Task description: Retype every entry in its entirety, without alteration.

Data extract:

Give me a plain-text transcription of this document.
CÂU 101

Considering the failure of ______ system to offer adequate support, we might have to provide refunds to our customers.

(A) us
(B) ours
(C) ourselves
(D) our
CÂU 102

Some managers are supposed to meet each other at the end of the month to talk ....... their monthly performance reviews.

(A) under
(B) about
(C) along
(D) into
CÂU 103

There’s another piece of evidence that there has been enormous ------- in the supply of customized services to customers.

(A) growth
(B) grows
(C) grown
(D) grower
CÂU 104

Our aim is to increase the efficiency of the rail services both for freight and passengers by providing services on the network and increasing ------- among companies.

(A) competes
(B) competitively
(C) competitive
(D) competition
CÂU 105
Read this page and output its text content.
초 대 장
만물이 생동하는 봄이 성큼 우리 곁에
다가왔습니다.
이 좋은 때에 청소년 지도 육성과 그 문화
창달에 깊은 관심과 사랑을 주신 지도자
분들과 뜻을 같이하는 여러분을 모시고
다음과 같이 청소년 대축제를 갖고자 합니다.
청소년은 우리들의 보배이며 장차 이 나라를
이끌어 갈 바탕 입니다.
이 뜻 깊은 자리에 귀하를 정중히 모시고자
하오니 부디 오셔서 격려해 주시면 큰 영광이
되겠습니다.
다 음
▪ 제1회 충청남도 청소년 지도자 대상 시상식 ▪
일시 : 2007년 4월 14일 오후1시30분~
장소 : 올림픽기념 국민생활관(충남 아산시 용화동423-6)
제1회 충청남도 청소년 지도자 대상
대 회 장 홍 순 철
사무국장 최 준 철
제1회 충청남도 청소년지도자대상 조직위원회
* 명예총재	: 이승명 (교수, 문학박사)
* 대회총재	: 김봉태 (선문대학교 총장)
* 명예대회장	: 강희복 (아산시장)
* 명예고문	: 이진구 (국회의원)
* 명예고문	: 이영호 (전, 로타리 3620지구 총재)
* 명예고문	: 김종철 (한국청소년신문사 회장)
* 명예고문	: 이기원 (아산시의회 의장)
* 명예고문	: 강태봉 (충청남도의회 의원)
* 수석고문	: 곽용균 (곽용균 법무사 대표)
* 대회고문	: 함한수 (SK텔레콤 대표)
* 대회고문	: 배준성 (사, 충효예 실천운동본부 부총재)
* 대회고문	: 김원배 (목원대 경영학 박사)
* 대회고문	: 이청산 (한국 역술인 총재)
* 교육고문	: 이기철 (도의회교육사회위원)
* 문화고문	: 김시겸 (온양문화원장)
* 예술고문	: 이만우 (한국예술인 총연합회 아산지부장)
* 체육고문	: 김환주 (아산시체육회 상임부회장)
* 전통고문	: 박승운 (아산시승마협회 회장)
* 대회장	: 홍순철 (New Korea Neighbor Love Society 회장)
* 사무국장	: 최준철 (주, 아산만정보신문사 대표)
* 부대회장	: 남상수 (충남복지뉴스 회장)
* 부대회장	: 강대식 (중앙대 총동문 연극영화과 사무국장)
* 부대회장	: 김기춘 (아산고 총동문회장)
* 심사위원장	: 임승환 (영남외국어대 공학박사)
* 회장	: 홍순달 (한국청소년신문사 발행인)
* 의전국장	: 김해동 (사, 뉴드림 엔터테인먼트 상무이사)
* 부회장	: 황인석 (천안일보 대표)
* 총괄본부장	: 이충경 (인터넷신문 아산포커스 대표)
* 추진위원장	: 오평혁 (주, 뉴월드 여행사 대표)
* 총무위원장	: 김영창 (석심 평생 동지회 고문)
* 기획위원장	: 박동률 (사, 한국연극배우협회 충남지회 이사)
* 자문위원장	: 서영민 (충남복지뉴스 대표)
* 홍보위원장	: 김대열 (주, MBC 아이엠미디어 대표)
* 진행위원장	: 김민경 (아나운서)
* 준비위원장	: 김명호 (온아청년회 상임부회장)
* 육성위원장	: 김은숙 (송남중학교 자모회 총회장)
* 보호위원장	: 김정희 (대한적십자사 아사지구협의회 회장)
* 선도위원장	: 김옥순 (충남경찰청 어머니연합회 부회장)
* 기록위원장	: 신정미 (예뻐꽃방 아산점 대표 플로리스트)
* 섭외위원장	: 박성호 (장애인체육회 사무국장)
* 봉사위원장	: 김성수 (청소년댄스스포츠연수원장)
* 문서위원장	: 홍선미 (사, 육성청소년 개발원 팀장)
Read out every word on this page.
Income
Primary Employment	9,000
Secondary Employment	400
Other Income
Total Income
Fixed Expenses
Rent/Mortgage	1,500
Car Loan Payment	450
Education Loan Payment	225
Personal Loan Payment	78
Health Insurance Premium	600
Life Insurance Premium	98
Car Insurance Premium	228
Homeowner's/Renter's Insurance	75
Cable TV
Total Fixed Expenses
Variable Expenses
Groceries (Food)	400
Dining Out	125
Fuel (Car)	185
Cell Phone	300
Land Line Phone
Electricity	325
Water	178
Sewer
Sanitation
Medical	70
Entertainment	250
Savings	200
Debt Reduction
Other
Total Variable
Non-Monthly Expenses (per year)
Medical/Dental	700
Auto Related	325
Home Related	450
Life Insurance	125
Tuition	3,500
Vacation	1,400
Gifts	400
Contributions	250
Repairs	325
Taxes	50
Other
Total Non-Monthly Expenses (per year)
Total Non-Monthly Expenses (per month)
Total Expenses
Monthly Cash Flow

Solution:
Give me a plain-text transcription of this document.
CÂU 101

Considering the failure of ______ system to offer adequate support, we might have to provide refunds to our customers.

(A) us
(B) ours
(C) ourselves
(D) our
CÂU 102

Some managers are supposed to meet each other at the end of the month to talk ....... their monthly performance reviews.

(A) under
(B) about
(C) along
(D) into
CÂU 103

There’s another piece of evidence that there has been enormous ------- in the supply of customized services to customers.

(A) growth
(B) grows
(C) grown
(D) grower
CÂU 104

Our aim is to increase the efficiency of the rail services both for freight and passengers by providing services on the network and increasing ------- among companies.

(A) competes
(B) competitively
(C) competitive
(D) competition
CÂU 105
Read this page and output its text content.
초 대 장
만물이 생동하는 봄이 성큼 우리 곁에
다가왔습니다.
이 좋은 때에 청소년 지도 육성과 그 문화
창달에 깊은 관심과 사랑을 주신 지도자
분들과 뜻을 같이하는 여러분을 모시고
다음과 같이 청소년 대축제를 갖고자 합니다.
청소년은 우리들의 보배이며 장차 이 나라를
이끌어 갈 바탕 입니다.
이 뜻 깊은 자리에 귀하를 정중히 모시고자
하오니 부디 오셔서 격려해 주시면 큰 영광이
되겠습니다.
다 음
▪ 제1회 충청남도 청소년 지도자 대상 시상식 ▪
일시 : 2007년 4월 14일 오후1시30분~
장소 : 올림픽기념 국민생활관(충남 아산시 용화동423-6)
제1회 충청남도 청소년 지도자 대상
대 회 장 홍 순 철
사무국장 최 준 철
제1회 충청남도 청소년지도자대상 조직위원회
* 명예총재	: 이승명 (교수, 문학박사)
* 대회총재	: 김봉태 (선문대학교 총장)
* 명예대회장	: 강희복 (아산시장)
* 명예고문	: 이진구 (국회의원)
* 명예고문	: 이영호 (전, 로타리 3620지구 총재)
* 명예고문	: 김종철 (한국청소년신문사 회장)
* 명예고문	: 이기원 (아산시의회 의장)
* 명예고문	: 강태봉 (충청남도의회 의원)
* 수석고문	: 곽용균 (곽용균 법무사 대표)
* 대회고문	: 함한수 (SK텔레콤 대표)
* 대회고문	: 배준성 (사, 충효예 실천운동본부 부총재)
* 대회고문	: 김원배 (목원대 경영학 박사)
* 대회고문	: 이청산 (한국 역술인 총재)
* 교육고문	: 이기철 (도의회교육사회위원)
* 문화고문	: 김시겸 (온양문화원장)
* 예술고문	: 이만우 (한국예술인 총연합회 아산지부장)
* 체육고문	: 김환주 (아산시체육회 상임부회장)
* 전통고문	: 박승운 (아산시승마협회 회장)
* 대회장	: 홍순철 (New Korea Neighbor Love Society 회장)
* 사무국장	: 최준철 (주, 아산만정보신문사 대표)
* 부대회장	: 남상수 (충남복지뉴스 회장)
* 부대회장	: 강대식 (중앙대 총동문 연극영화과 사무국장)
* 부대회장	: 김기춘 (아산고 총동문회장)
* 심사위원장	: 임승환 (영남외국어대 공학박사)
* 회장	: 홍순달 (한국청소년신문사 발행인)
* 의전국장	: 김해동 (사, 뉴드림 엔터테인먼트 상무이사)
* 부회장	: 황인석 (천안일보 대표)
* 총괄본부장	: 이충경 (인터넷신문 아산포커스 대표)
* 추진위원장	: 오평혁 (주, 뉴월드 여행사 대표)
* 총무위원장	: 김영창 (석심 평생 동지회 고문)
* 기획위원장	: 박동률 (사, 한국연극배우협회 충남지회 이사)
* 자문위원장	: 서영민 (충남복지뉴스 대표)
* 홍보위원장	: 김대열 (주, MBC 아이엠미디어 대표)
* 진행위원장	: 김민경 (아나운서)
* 준비위원장	: 김명호 (온아청년회 상임부회장)
* 육성위원장	: 김은숙 (송남중학교 자모회 총회장)
* 보호위원장	: 김정희 (대한적십자사 아사지구협의회 회장)
* 선도위원장	: 김옥순 (충남경찰청 어머니연합회 부회장)
* 기록위원장	: 신정미 (예뻐꽃방 아산점 대표 플로리스트)
* 섭외위원장	: 박성호 (장애인체육회 사무국장)
* 봉사위원장	: 김성수 (청소년댄스스포츠연수원장)
* 문서위원장	: 홍선미 (사, 육성청소년 개발원 팀장)
Read out every word on this page.
Income
Primary Employment	9,000
Secondary Employment	400
Other Income
Total Income
Fixed Expenses
Rent/Mortgage	1,500
Car Loan Payment	450
Education Loan Payment	225
Personal Loan Payment	78
Health Insurance Premium	600
Life Insurance Premium	98
Car Insurance Premium	228
Homeowner's/Renter's Insurance	75
Cable TV
Total Fixed Expenses
Variable Expenses
Groceries (Food)	400
Dining Out	125
Fuel (Car)	185
Cell Phone	300
Land Line Phone
Electricity	325
Water	178
Sewer
Sanitation
Medical	70
Entertainment	250
Savings	200
Debt Reduction
Other
Total Variable
Non-Monthly Expenses (per year)
Medical/Dental	700
Auto Related	325
Home Related	450
Life Insurance	125
Tuition	3,500
Vacation	1,400
Gifts	400
Contributions	250
Repairs	325
Taxes	50
Other
Total Non-Monthly Expenses (per year)
Total Non-Monthly Expenses (per month)
Total Expenses
Monthly Cash Flow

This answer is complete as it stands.